--- Provided information ---
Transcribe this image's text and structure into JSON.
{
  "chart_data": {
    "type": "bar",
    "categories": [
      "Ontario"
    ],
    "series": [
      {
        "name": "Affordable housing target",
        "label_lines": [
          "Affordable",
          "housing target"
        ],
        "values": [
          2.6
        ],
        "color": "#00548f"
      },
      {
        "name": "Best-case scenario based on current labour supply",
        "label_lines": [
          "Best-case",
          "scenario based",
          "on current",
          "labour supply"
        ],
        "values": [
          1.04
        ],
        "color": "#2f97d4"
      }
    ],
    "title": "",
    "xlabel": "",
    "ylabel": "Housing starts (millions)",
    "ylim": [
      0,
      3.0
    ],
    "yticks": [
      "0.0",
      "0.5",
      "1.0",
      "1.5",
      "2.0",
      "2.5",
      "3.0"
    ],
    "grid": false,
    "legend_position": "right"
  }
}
---
▶ **What is being asked**
Would you restate each of the entries word for word?

▶ **Full answer**
Transcribe this image's text and structure into JSON.
{
  "chart_data": {
    "type": "bar",
    "categories": [
      "Ontario"
    ],
    "series": [
      {
        "name": "Affordable housing target",
        "label_lines": [
          "Affordable",
          "housing target"
        ],
        "values": [
          2.6
        ],
        "color": "#00548f"
      },
      {
        "name": "Best-case scenario based on current labour supply",
        "label_lines": [
          "Best-case",
          "scenario based",
          "on current",
          "labour supply"
        ],
        "values": [
          1.04
        ],
        "color": "#2f97d4"
      }
    ],
    "title": "",
    "xlabel": "",
    "ylabel": "Housing starts (millions)",
    "ylim": [
      0,
      3.0
    ],
    "yticks": [
      "0.0",
      "0.5",
      "1.0",
      "1.5",
      "2.0",
      "2.5",
      "3.0"
    ],
    "grid": false,
    "legend_position": "right"
  }
}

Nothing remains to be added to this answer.